Saved entries
*****

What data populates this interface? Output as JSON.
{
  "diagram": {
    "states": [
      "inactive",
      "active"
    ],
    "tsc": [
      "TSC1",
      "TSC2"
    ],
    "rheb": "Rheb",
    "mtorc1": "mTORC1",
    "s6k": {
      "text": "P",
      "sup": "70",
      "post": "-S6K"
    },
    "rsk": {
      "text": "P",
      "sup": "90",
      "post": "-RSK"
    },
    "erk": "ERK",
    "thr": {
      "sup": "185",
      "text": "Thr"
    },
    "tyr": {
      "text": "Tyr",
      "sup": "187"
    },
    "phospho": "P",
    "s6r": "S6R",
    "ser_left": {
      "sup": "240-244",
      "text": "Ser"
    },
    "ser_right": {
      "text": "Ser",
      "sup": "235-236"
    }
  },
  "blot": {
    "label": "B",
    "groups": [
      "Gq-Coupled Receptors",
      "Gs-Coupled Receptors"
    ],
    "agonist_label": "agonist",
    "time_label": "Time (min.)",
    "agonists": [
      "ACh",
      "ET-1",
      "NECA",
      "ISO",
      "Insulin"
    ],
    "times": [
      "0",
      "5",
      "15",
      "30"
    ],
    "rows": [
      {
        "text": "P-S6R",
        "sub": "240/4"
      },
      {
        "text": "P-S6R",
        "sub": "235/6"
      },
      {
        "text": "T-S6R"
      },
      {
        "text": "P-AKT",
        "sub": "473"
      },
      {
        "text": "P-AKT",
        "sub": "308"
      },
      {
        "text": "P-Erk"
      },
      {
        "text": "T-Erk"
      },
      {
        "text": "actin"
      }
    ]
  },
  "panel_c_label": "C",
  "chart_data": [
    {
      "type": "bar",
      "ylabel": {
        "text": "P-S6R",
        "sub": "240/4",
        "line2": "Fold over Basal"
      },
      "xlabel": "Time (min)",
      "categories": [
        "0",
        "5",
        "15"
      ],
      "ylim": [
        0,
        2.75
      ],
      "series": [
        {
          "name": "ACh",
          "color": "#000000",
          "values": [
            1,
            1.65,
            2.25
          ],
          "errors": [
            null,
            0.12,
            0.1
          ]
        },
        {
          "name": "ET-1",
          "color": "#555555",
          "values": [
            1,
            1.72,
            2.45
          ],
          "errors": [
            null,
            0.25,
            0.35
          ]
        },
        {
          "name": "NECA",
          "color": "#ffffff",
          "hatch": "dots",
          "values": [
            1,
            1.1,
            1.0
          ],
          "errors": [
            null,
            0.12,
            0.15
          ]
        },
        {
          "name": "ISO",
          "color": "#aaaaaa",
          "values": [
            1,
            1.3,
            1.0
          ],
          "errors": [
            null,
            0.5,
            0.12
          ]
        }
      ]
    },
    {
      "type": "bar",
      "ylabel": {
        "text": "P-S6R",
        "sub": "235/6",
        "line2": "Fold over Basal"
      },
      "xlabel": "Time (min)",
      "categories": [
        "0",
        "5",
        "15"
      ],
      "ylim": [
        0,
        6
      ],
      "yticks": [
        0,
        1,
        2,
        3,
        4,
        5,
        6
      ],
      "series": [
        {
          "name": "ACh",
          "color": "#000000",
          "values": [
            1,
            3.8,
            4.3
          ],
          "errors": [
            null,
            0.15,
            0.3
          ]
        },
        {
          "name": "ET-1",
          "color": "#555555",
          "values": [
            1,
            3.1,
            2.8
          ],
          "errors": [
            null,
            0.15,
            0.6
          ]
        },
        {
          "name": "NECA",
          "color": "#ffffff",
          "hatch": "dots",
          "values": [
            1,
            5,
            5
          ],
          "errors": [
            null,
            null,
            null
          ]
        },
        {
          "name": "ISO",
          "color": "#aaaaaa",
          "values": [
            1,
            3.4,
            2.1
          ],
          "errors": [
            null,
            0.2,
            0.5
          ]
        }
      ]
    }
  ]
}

*****

◆ **PROBLEM DESCRIPTION**: Make an exact copy of every entry.

◆ **WRITTEN ANSWER**:
What data populates this interface? Output as JSON.
{
  "diagram": {
    "states": [
      "inactive",
      "active"
    ],
    "tsc": [
      "TSC1",
      "TSC2"
    ],
    "rheb": "Rheb",
    "mtorc1": "mTORC1",
    "s6k": {
      "text": "P",
      "sup": "70",
      "post": "-S6K"
    },
    "rsk": {
      "text": "P",
      "sup": "90",
      "post": "-RSK"
    },
    "erk": "ERK",
    "thr": {
      "sup": "185",
      "text": "Thr"
    },
    "tyr": {
      "text": "Tyr",
      "sup": "187"
    },
    "phospho": "P",
    "s6r": "S6R",
    "ser_left": {
      "sup": "240-244",
      "text": "Ser"
    },
    "ser_right": {
      "text": "Ser",
      "sup": "235-236"
    }
  },
  "blot": {
    "label": "B",
    "groups": [
      "Gq-Coupled Receptors",
      "Gs-Coupled Receptors"
    ],
    "agonist_label": "agonist",
    "time_label": "Time (min.)",
    "agonists": [
      "ACh",
      "ET-1",
      "NECA",
      "ISO",
      "Insulin"
    ],
    "times": [
      "0",
      "5",
      "15",
      "30"
    ],
    "rows": [
      {
        "text": "P-S6R",
        "sub": "240/4"
      },
      {
        "text": "P-S6R",
        "sub": "235/6"
      },
      {
        "text": "T-S6R"
      },
      {
        "text": "P-AKT",
        "sub": "473"
      },
      {
        "text": "P-AKT",
        "sub": "308"
      },
      {
        "text": "P-Erk"
      },
      {
        "text": "T-Erk"
      },
      {
        "text": "actin"
      }
    ]
  },
  "panel_c_label": "C",
  "chart_data": [
    {
      "type": "bar",
      "ylabel": {
        "text": "P-S6R",
        "sub": "240/4",
        "line2": "Fold over Basal"
      },
      "xlabel": "Time (min)",
      "categories": [
        "0",
        "5",
        "15"
      ],
      "ylim": [
        0,
        2.75
      ],
      "series": [
        {
          "name": "ACh",
          "color": "#000000",
          "values": [
            1,
            1.65,
            2.25
          ],
          "errors": [
            null,
            0.12,
            0.1
          ]
        },
        {
          "name": "ET-1",
          "color": "#555555",
          "values": [
            1,
            1.72,
            2.45
          ],
          "errors": [
            null,
            0.25,
            0.35
          ]
        },
        {
          "name": "NECA",
          "color": "#ffffff",
          "hatch": "dots",
          "values": [
            1,
            1.1,
            1.0
          ],
          "errors": [
            null,
            0.12,
            0.15
          ]
        },
        {
          "name": "ISO",
          "color": "#aaaaaa",
          "values": [
            1,
            1.3,
            1.0
          ],
          "errors": [
            null,
            0.5,
            0.12
          ]
        }
      ]
    },
    {
      "type": "bar",
      "ylabel": {
        "text": "P-S6R",
        "sub": "235/6",
        "line2": "Fold over Basal"
      },
      "xlabel": "Time (min)",
      "categories": [
        "0",
        "5",
        "15"
      ],
      "ylim": [
        0,
        6
      ],
      "yticks": [
        0,
        1,
        2,
        3,
        4,
        5,
        6
      ],
      "series": [
        {
          "name": "ACh",
          "color": "#000000",
          "values": [
            1,
            3.8,
            4.3
          ],
          "errors": [
            null,
            0.15,
            0.3
          ]
        },
        {
          "name": "ET-1",
          "color": "#555555",
          "values": [
            1,
            3.1,
            2.8
          ],
          "errors": [
            null,
            0.15,
            0.6
          ]
        },
        {
          "name": "NECA",
          "color": "#ffffff",
          "hatch": "dots",
          "values": [
            1,
            5,
            5
          ],
          "errors": [
            null,
            null,
            null
          ]
        },
        {
          "name": "ISO",
          "color": "#aaaaaa",
          "values": [
            1,
            3.4,
            2.1
          ],
          "errors": [
            null,
            0.2,
            0.5
          ]
        }
      ]
    }
  ]
}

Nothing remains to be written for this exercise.